### WHAT THE TASK ASKS
What follows is a set of records; restate each one word for word and drop the pictures.

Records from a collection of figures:
━━━━━━━━━━━━━━━━━━━━

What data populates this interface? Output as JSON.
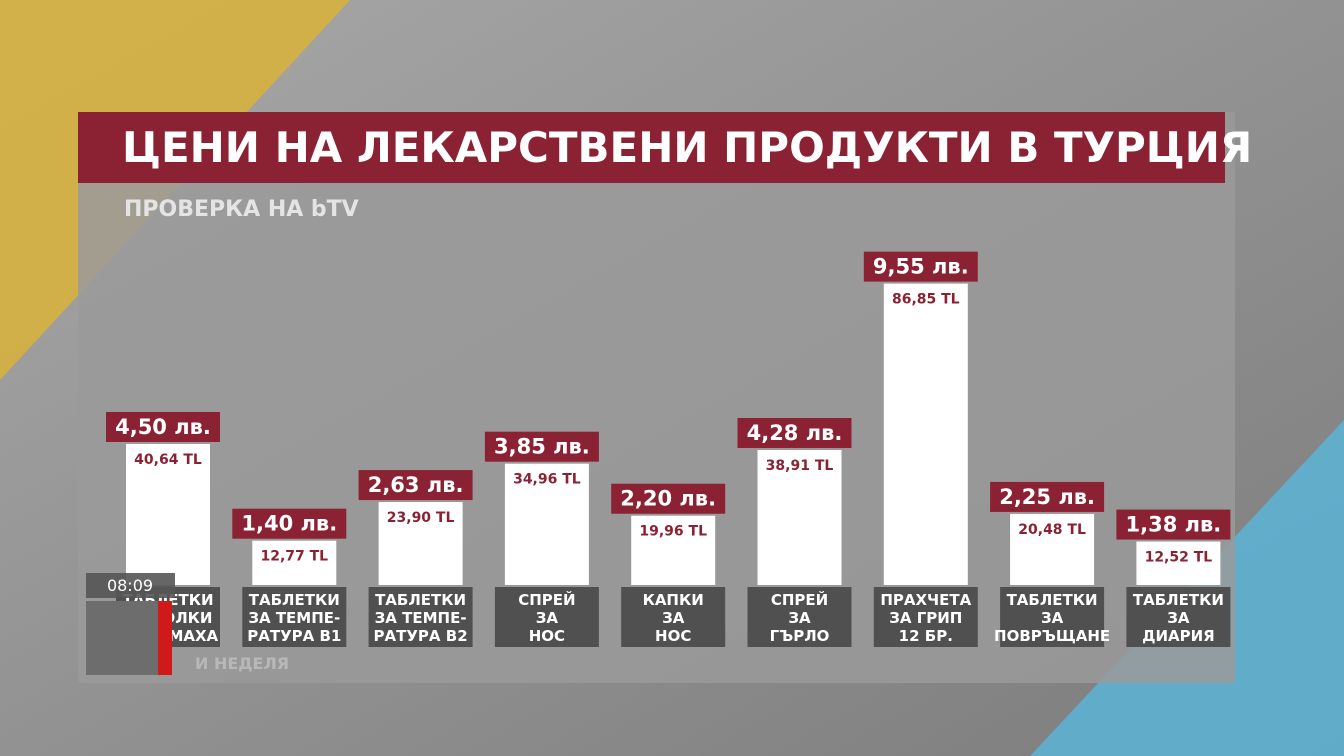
{
  "chart_data": {
    "type": "bar",
    "title": "ЦЕНИ НА ЛЕКАРСТВЕНИ ПРОДУКТИ В ТУРЦИЯ",
    "subtitle": "ПРОВЕРКА НА bTV",
    "categories": [
      "ТАБЛЕТКИ\nЗА БОЛКИ\nВ СТОМАХА",
      "ТАБЛЕТКИ\nЗА ТЕМПЕ-\nРАТУРА В1",
      "ТАБЛЕТКИ\nЗА ТЕМПЕ-\nРАТУРА В2",
      "СПРЕЙ\nЗА\nНОС",
      "КАПКИ\nЗА\nНОС",
      "СПРЕЙ\nЗА\nГЪРЛО",
      "ПРАХЧЕТА\nЗА ГРИП\n12 БР.",
      "ТАБЛЕТКИ\nЗА\nПОВРЪЩАНЕ",
      "ТАБЛЕТКИ\nЗА\nДИАРИЯ"
    ],
    "series": [
      {
        "color": "#ffffff",
        "label_color": "#8b2233",
        "values": [
          40.64,
          12.77,
          23.9,
          34.96,
          19.96,
          38.91,
          86.85,
          20.48,
          12.52
        ],
        "value_labels": [
          "40,64 TL",
          "12,77 TL",
          "23,90 TL",
          "34,96 TL",
          "19,96 TL",
          "38,91 TL",
          "86,85 TL",
          "20,48 TL",
          "12,52 TL"
        ]
      },
      {
        "color": "#8b2233",
        "values": [
          4.5,
          1.4,
          2.63,
          3.85,
          2.2,
          4.28,
          9.55,
          2.25,
          1.38
        ],
        "value_labels": [
          "4,50 лв.",
          "1,40 лв.",
          "2,63 лв.",
          "3,85 лв.",
          "2,20 лв.",
          "4,28 лв.",
          "9,55 лв.",
          "2,25 лв.",
          "1,38 лв."
        ]
      }
    ]
  },
  "broadcast_overlay": {
    "time": "08:09",
    "show": "И НЕДЕЛЯ"
  }
}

━━━━━━━━━━━━━━━━━━━━

### ANSWER TO THIS TASK
What data populates this interface? Output as JSON.
{
  "chart_data": {
    "type": "bar",
    "title": "ЦЕНИ НА ЛЕКАРСТВЕНИ ПРОДУКТИ В ТУРЦИЯ",
    "subtitle": "ПРОВЕРКА НА bTV",
    "categories": [
      "ТАБЛЕТКИ\nЗА БОЛКИ\nВ СТОМАХА",
      "ТАБЛЕТКИ\nЗА ТЕМПЕ-\nРАТУРА В1",
      "ТАБЛЕТКИ\nЗА ТЕМПЕ-\nРАТУРА В2",
      "СПРЕЙ\nЗА\nНОС",
      "КАПКИ\nЗА\nНОС",
      "СПРЕЙ\nЗА\nГЪРЛО",
      "ПРАХЧЕТА\nЗА ГРИП\n12 БР.",
      "ТАБЛЕТКИ\nЗА\nПОВРЪЩАНЕ",
      "ТАБЛЕТКИ\nЗА\nДИАРИЯ"
    ],
    "series": [
      {
        "color": "#ffffff",
        "label_color": "#8b2233",
        "values": [
          40.64,
          12.77,
          23.9,
          34.96,
          19.96,
          38.91,
          86.85,
          20.48,
          12.52
        ],
        "value_labels": [
          "40,64 TL",
          "12,77 TL",
          "23,90 TL",
          "34,96 TL",
          "19,96 TL",
          "38,91 TL",
          "86,85 TL",
          "20,48 TL",
          "12,52 TL"
        ]
      },
      {
        "color": "#8b2233",
        "values": [
          4.5,
          1.4,
          2.63,
          3.85,
          2.2,
          4.28,
          9.55,
          2.25,
          1.38
        ],
        "value_labels": [
          "4,50 лв.",
          "1,40 лв.",
          "2,63 лв.",
          "3,85 лв.",
          "2,20 лв.",
          "4,28 лв.",
          "9,55 лв.",
          "2,25 лв.",
          "1,38 лв."
        ]
      }
    ]
  },
  "broadcast_overlay": {
    "time": "08:09",
    "show": "И НЕДЕЛЯ"
  }
}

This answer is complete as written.